**EXERCISE REQUIREMENTS**
The records below must be written out exactly, with every picture left behind.

**SUPPLIED RECORDS**
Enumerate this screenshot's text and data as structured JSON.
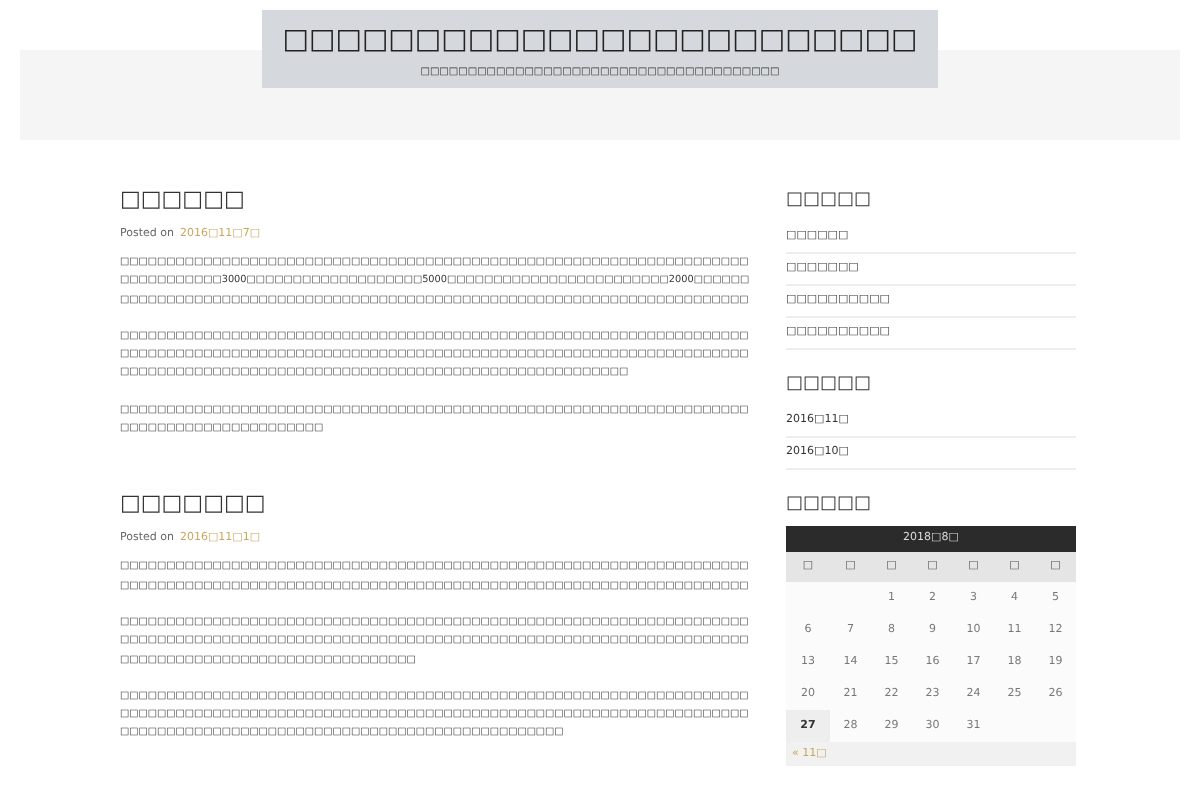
{
  "site": {
    "title": "□□□□□□□□□□□□□□□□□□□□□□□□",
    "tagline": "□□□□□□□□□□□□□□□□□□□□□□□□□□□□□□□□□□□□□□"
  },
  "posts": [
    {
      "title": "□□□□□□",
      "posted_label": "Posted on",
      "date": "2016□11□7□",
      "paragraphs": [
        "□□□□□□□□□□□□□□□□□□□□□□□□□□□□□□□□□□□□□□□□□□□□□□□□□□□□□□□□□□□□□□□□□□□□□□□□□□□□□□□3000□□□□□□□□□□□□□□□□□□□5000□□□□□□□□□□□□□□□□□□□□□□□□2000□□□□□□□□□□□□□□□□□□□□□□□□□□□□□□□□□□□□□□□□□□□□□□□□□□□□□□□□□□□□□□□□□□□□□□□□□□",
        "□□□□□□□□□□□□□□□□□□□□□□□□□□□□□□□□□□□□□□□□□□□□□□□□□□□□□□□□□□□□□□□□□□□□□□□□□□□□□□□□□□□□□□□□□□□□□□□□□□□□□□□□□□□□□□□□□□□□□□□□□□□□□□□□□□□□□□□□□□□□□□□□□□□□□□□□□□□□□□□□□□□□□□□□□□□□□□□□□□□□□□□□□□□□□□□",
        "□□□□□□□□□□□□□□□□□□□□□□□□□□□□□□□□□□□□□□□□□□□□□□□□□□□□□□□□□□□□□□□□□□□□□□□□□□□□□□□□□□□□□□□□□□"
      ]
    },
    {
      "title": "□□□□□□□",
      "posted_label": "Posted on",
      "date": "2016□11□1□",
      "paragraphs": [
        "□□□□□□□□□□□□□□□□□□□□□□□□□□□□□□□□□□□□□□□□□□□□□□□□□□□□□□□□□□□□□□□□□□□□□□□□□□□□□□□□□□□□□□□□□□□□□□□□□□□□□□□□□□□□□□□□□□□□□□□□□□□□□□□□□□□□□□□□",
        "□□□□□□□□□□□□□□□□□□□□□□□□□□□□□□□□□□□□□□□□□□□□□□□□□□□□□□□□□□□□□□□□□□□□□□□□□□□□□□□□□□□□□□□□□□□□□□□□□□□□□□□□□□□□□□□□□□□□□□□□□□□□□□□□□□□□□□□□□□□□□□□□□□□□□□□□□□□□□□□□□□□□□□□□",
        "□□□□□□□□□□□□□□□□□□□□□□□□□□□□□□□□□□□□□□□□□□□□□□□□□□□□□□□□□□□□□□□□□□□□□□□□□□□□□□□□□□□□□□□□□□□□□□□□□□□□□□□□□□□□□□□□□□□□□□□□□□□□□□□□□□□□□□□□□□□□□□□□□□□□□□□□□□□□□□□□□□□□□□□□□□□□□□□□□□□□□□□□"
      ]
    }
  ],
  "sidebar": {
    "recent": {
      "title": "□□□□□",
      "items": [
        "□□□□□□",
        "□□□□□□□",
        "□□□□□□□□□□",
        "□□□□□□□□□□"
      ]
    },
    "archives": {
      "title": "□□□□□",
      "items": [
        "2016□11□",
        "2016□10□"
      ]
    },
    "calendar": {
      "title": "□□□□□",
      "caption": "2018□8□",
      "weekdays": [
        "□",
        "□",
        "□",
        "□",
        "□",
        "□",
        "□"
      ],
      "weeks": [
        [
          {
            "kind": "blank"
          },
          {
            "kind": "blank"
          },
          {
            "day": "1",
            "today": false
          },
          {
            "day": "2",
            "today": false
          },
          {
            "day": "3",
            "today": false
          },
          {
            "day": "4",
            "today": false
          },
          {
            "day": "5",
            "today": false
          }
        ],
        [
          {
            "day": "6",
            "today": false
          },
          {
            "day": "7",
            "today": false
          },
          {
            "day": "8",
            "today": false
          },
          {
            "day": "9",
            "today": false
          },
          {
            "day": "10",
            "today": false
          },
          {
            "day": "11",
            "today": false
          },
          {
            "day": "12",
            "today": false
          }
        ],
        [
          {
            "day": "13",
            "today": false
          },
          {
            "day": "14",
            "today": false
          },
          {
            "day": "15",
            "today": false
          },
          {
            "day": "16",
            "today": false
          },
          {
            "day": "17",
            "today": false
          },
          {
            "day": "18",
            "today": false
          },
          {
            "day": "19",
            "today": false
          }
        ],
        [
          {
            "day": "20",
            "today": false
          },
          {
            "day": "21",
            "today": false
          },
          {
            "day": "22",
            "today": false
          },
          {
            "day": "23",
            "today": false
          },
          {
            "day": "24",
            "today": false
          },
          {
            "day": "25",
            "today": false
          },
          {
            "day": "26",
            "today": false
          }
        ],
        [
          {
            "day": "27",
            "today": true
          },
          {
            "day": "28",
            "today": false
          },
          {
            "day": "29",
            "today": false
          },
          {
            "day": "30",
            "today": false
          },
          {
            "day": "31",
            "today": false
          },
          {
            "kind": "blank"
          },
          {
            "kind": "blank"
          }
        ]
      ],
      "prev": "« 11□"
    }
  }
}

**RESULT FOR THIS TASK**
Enumerate this screenshot's text and data as structured JSON.
{
  "site": {
    "title": "□□□□□□□□□□□□□□□□□□□□□□□□",
    "tagline": "□□□□□□□□□□□□□□□□□□□□□□□□□□□□□□□□□□□□□□"
  },
  "posts": [
    {
      "title": "□□□□□□",
      "posted_label": "Posted on",
      "date": "2016□11□7□",
      "paragraphs": [
        "□□□□□□□□□□□□□□□□□□□□□□□□□□□□□□□□□□□□□□□□□□□□□□□□□□□□□□□□□□□□□□□□□□□□□□□□□□□□□□□3000□□□□□□□□□□□□□□□□□□□5000□□□□□□□□□□□□□□□□□□□□□□□□2000□□□□□□□□□□□□□□□□□□□□□□□□□□□□□□□□□□□□□□□□□□□□□□□□□□□□□□□□□□□□□□□□□□□□□□□□□□",
        "□□□□□□□□□□□□□□□□□□□□□□□□□□□□□□□□□□□□□□□□□□□□□□□□□□□□□□□□□□□□□□□□□□□□□□□□□□□□□□□□□□□□□□□□□□□□□□□□□□□□□□□□□□□□□□□□□□□□□□□□□□□□□□□□□□□□□□□□□□□□□□□□□□□□□□□□□□□□□□□□□□□□□□□□□□□□□□□□□□□□□□□□□□□□□□□",
        "□□□□□□□□□□□□□□□□□□□□□□□□□□□□□□□□□□□□□□□□□□□□□□□□□□□□□□□□□□□□□□□□□□□□□□□□□□□□□□□□□□□□□□□□□□"
      ]
    },
    {
      "title": "□□□□□□□",
      "posted_label": "Posted on",
      "date": "2016□11□1□",
      "paragraphs": [
        "□□□□□□□□□□□□□□□□□□□□□□□□□□□□□□□□□□□□□□□□□□□□□□□□□□□□□□□□□□□□□□□□□□□□□□□□□□□□□□□□□□□□□□□□□□□□□□□□□□□□□□□□□□□□□□□□□□□□□□□□□□□□□□□□□□□□□□□□",
        "□□□□□□□□□□□□□□□□□□□□□□□□□□□□□□□□□□□□□□□□□□□□□□□□□□□□□□□□□□□□□□□□□□□□□□□□□□□□□□□□□□□□□□□□□□□□□□□□□□□□□□□□□□□□□□□□□□□□□□□□□□□□□□□□□□□□□□□□□□□□□□□□□□□□□□□□□□□□□□□□□□□□□□□□",
        "□□□□□□□□□□□□□□□□□□□□□□□□□□□□□□□□□□□□□□□□□□□□□□□□□□□□□□□□□□□□□□□□□□□□□□□□□□□□□□□□□□□□□□□□□□□□□□□□□□□□□□□□□□□□□□□□□□□□□□□□□□□□□□□□□□□□□□□□□□□□□□□□□□□□□□□□□□□□□□□□□□□□□□□□□□□□□□□□□□□□□□□□"
      ]
    }
  ],
  "sidebar": {
    "recent": {
      "title": "□□□□□",
      "items": [
        "□□□□□□",
        "□□□□□□□",
        "□□□□□□□□□□",
        "□□□□□□□□□□"
      ]
    },
    "archives": {
      "title": "□□□□□",
      "items": [
        "2016□11□",
        "2016□10□"
      ]
    },
    "calendar": {
      "title": "□□□□□",
      "caption": "2018□8□",
      "weekdays": [
        "□",
        "□",
        "□",
        "□",
        "□",
        "□",
        "□"
      ],
      "weeks": [
        [
          {
            "kind": "blank"
          },
          {
            "kind": "blank"
          },
          {
            "day": "1",
            "today": false
          },
          {
            "day": "2",
            "today": false
          },
          {
            "day": "3",
            "today": false
          },
          {
            "day": "4",
            "today": false
          },
          {
            "day": "5",
            "today": false
          }
        ],
        [
          {
            "day": "6",
            "today": false
          },
          {
            "day": "7",
            "today": false
          },
          {
            "day": "8",
            "today": false
          },
          {
            "day": "9",
            "today": false
          },
          {
            "day": "10",
            "today": false
          },
          {
            "day": "11",
            "today": false
          },
          {
            "day": "12",
            "today": false
          }
        ],
        [
          {
            "day": "13",
            "today": false
          },
          {
            "day": "14",
            "today": false
          },
          {
            "day": "15",
            "today": false
          },
          {
            "day": "16",
            "today": false
          },
          {
            "day": "17",
            "today": false
          },
          {
            "day": "18",
            "today": false
          },
          {
            "day": "19",
            "today": false
          }
        ],
        [
          {
            "day": "20",
            "today": false
          },
          {
            "day": "21",
            "today": false
          },
          {
            "day": "22",
            "today": false
          },
          {
            "day": "23",
            "today": false
          },
          {
            "day": "24",
            "today": false
          },
          {
            "day": "25",
            "today": false
          },
          {
            "day": "26",
            "today": false
          }
        ],
        [
          {
            "day": "27",
            "today": true
          },
          {
            "day": "28",
            "today": false
          },
          {
            "day": "29",
            "today": false
          },
          {
            "day": "30",
            "today": false
          },
          {
            "day": "31",
            "today": false
          },
          {
            "kind": "blank"
          },
          {
            "kind": "blank"
          }
        ]
      ],
      "prev": "« 11□"
    }
  }
}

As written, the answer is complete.